■ WHAT THE TASK REQUIRES
From the entries below, copy every line where the string "name" appears.

##########

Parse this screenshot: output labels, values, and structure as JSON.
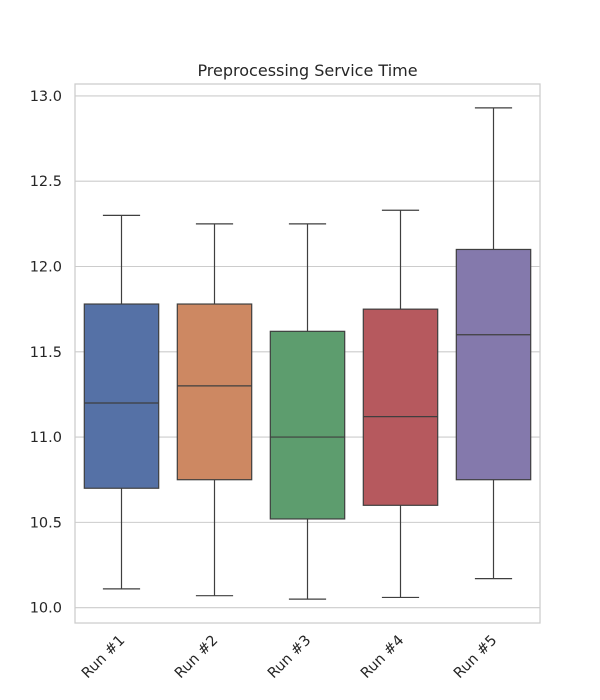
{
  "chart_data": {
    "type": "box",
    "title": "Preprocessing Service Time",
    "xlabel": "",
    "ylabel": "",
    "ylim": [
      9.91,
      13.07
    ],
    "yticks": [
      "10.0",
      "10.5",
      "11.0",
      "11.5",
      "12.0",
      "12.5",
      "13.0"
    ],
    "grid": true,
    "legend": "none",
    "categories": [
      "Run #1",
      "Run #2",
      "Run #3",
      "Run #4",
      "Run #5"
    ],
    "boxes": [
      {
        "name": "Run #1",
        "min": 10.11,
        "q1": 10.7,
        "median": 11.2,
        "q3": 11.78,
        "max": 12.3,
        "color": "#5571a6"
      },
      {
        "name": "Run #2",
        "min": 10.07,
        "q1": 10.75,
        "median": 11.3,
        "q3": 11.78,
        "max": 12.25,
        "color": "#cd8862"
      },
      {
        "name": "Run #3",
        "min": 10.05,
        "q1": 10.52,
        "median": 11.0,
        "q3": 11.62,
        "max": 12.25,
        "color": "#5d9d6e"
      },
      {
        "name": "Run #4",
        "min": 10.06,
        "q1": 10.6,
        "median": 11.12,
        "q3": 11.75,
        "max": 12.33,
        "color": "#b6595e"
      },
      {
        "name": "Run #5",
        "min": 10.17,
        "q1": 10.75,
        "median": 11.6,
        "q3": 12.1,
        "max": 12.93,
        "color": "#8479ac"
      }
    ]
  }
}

##########

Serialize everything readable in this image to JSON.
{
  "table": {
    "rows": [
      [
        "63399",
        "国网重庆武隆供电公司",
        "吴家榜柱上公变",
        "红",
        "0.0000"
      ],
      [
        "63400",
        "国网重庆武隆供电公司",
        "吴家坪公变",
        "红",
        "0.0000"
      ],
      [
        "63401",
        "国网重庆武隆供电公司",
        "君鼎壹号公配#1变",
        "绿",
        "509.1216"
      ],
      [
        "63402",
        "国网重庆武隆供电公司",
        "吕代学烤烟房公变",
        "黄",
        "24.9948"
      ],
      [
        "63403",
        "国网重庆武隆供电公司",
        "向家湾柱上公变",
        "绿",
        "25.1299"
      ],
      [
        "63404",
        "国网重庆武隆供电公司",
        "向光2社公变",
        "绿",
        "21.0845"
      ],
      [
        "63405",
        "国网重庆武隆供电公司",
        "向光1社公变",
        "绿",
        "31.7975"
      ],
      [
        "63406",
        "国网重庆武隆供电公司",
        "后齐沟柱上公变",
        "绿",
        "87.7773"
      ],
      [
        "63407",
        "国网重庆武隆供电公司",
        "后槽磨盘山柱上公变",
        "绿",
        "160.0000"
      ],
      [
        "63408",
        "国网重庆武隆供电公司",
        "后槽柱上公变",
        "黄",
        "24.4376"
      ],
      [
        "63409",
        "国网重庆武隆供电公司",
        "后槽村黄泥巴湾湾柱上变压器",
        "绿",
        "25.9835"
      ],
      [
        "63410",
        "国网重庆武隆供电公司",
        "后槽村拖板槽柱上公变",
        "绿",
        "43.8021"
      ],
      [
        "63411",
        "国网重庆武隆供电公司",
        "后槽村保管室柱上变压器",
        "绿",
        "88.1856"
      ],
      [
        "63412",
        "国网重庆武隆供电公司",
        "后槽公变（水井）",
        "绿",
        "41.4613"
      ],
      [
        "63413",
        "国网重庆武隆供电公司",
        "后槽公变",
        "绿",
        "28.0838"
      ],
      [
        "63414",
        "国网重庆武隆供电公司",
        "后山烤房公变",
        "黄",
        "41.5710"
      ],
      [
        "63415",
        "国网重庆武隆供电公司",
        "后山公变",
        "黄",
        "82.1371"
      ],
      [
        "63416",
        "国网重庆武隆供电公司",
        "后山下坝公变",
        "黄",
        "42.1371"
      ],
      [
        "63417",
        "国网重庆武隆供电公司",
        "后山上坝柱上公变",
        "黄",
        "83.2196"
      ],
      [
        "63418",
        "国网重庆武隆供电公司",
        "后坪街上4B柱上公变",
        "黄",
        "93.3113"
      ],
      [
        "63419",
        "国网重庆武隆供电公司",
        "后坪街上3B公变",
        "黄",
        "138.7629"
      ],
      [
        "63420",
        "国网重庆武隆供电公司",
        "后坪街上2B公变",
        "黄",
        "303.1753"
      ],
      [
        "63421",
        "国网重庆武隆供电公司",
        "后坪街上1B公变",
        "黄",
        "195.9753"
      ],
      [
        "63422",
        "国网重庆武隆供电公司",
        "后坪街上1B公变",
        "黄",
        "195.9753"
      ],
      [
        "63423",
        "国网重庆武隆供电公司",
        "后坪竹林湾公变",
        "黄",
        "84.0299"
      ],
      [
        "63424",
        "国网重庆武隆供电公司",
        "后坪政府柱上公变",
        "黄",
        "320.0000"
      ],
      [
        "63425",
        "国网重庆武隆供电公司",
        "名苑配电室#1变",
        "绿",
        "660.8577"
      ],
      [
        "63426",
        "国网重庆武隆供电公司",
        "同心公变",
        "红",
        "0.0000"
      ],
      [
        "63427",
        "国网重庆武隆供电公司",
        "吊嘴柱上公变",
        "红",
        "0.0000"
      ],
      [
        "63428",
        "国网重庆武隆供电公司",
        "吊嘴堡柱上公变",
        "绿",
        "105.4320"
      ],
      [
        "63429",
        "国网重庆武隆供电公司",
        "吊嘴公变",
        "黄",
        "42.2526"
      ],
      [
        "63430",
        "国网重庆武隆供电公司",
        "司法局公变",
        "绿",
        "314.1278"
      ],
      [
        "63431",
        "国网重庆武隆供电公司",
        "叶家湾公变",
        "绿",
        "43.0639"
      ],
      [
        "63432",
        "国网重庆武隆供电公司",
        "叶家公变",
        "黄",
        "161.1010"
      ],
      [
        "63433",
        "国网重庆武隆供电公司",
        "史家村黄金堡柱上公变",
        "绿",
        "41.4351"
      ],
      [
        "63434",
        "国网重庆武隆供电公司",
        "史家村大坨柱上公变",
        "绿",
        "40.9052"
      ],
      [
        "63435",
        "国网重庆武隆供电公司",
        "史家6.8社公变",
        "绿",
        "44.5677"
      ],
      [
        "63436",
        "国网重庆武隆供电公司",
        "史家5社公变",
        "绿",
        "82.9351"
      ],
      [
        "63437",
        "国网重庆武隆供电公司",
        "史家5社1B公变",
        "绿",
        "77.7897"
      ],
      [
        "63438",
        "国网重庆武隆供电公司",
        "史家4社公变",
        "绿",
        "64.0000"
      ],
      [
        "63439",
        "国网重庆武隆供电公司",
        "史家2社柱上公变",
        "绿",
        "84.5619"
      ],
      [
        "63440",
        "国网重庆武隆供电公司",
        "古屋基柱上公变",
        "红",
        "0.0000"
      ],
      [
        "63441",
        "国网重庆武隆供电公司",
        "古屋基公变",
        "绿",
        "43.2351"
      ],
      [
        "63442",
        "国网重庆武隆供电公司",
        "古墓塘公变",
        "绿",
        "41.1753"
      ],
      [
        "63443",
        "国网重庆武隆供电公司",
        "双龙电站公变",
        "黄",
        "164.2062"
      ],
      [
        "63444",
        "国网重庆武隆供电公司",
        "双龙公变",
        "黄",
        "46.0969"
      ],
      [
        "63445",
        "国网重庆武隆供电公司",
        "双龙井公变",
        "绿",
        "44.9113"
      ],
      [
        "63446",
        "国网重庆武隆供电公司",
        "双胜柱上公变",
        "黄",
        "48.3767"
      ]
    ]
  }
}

##########

■ EXERCISE ANSWER
        "name": "Run #1",
        "name": "Run #2",
        "name": "Run #3",
        "name": "Run #4",
        "name": "Run #5",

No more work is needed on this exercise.